The problem
Your task is to transcribe all of the data below exactly, omitting the images.

Data for this exercise
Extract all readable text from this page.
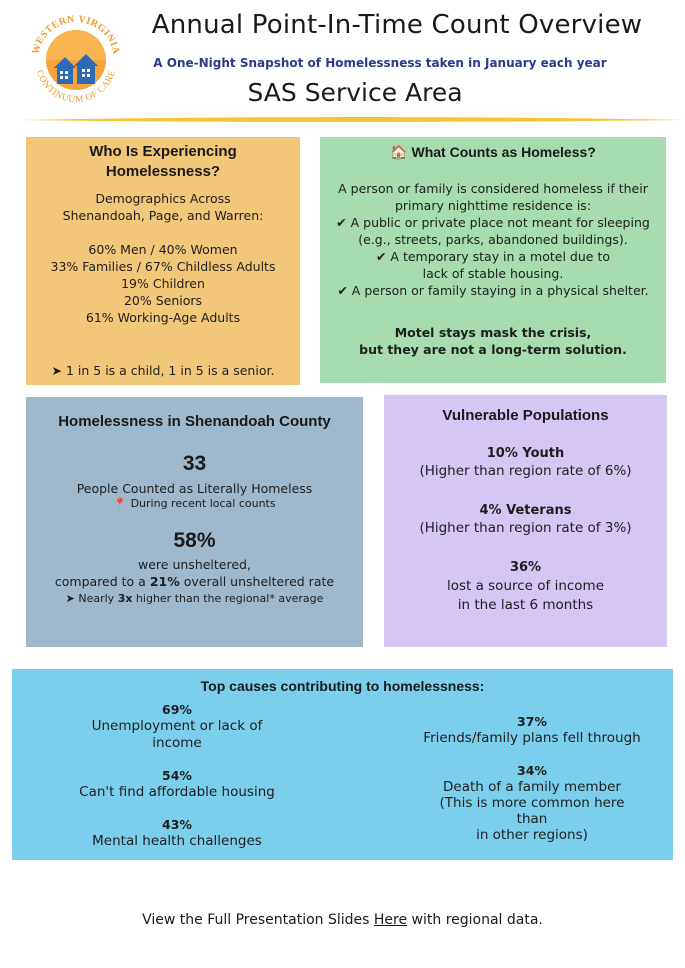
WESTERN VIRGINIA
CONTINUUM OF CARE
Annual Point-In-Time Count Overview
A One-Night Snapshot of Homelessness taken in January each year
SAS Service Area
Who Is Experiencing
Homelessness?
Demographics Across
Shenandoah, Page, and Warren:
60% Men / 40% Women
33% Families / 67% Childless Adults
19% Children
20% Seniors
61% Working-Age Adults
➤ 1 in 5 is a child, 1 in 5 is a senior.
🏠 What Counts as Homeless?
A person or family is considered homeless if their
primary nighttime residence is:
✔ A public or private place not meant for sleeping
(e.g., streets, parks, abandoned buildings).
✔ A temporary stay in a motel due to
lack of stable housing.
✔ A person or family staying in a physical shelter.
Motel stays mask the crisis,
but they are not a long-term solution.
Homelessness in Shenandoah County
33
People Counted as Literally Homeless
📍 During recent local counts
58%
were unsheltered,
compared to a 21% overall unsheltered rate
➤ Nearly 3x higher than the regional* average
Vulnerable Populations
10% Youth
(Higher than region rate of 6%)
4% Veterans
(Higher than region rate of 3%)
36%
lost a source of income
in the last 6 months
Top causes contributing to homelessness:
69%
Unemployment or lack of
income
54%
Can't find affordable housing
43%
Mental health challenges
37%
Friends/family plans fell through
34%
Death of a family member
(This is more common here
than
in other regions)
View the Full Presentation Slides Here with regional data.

Finished exercise
Extract all readable text from this page.
WESTERN VIRGINIA
CONTINUUM OF CARE
Annual Point-In-Time Count Overview
A One-Night Snapshot of Homelessness taken in January each year
SAS Service Area
Who Is Experiencing
Homelessness?
Demographics Across
Shenandoah, Page, and Warren:
60% Men / 40% Women
33% Families / 67% Childless Adults
19% Children
20% Seniors
61% Working-Age Adults
➤ 1 in 5 is a child, 1 in 5 is a senior.
🏠 What Counts as Homeless?
A person or family is considered homeless if their
primary nighttime residence is:
✔ A public or private place not meant for sleeping
(e.g., streets, parks, abandoned buildings).
✔ A temporary stay in a motel due to
lack of stable housing.
✔ A person or family staying in a physical shelter.
Motel stays mask the crisis,
but they are not a long-term solution.
Homelessness in Shenandoah County
33
People Counted as Literally Homeless
📍 During recent local counts
58%
were unsheltered,
compared to a 21% overall unsheltered rate
➤ Nearly 3x higher than the regional* average
Vulnerable Populations
10% Youth
(Higher than region rate of 6%)
4% Veterans
(Higher than region rate of 3%)
36%
lost a source of income
in the last 6 months
Top causes contributing to homelessness:
69%
Unemployment or lack of
income
54%
Can't find affordable housing
43%
Mental health challenges
37%
Friends/family plans fell through
34%
Death of a family member
(This is more common here
than
in other regions)
View the Full Presentation Slides Here with regional data.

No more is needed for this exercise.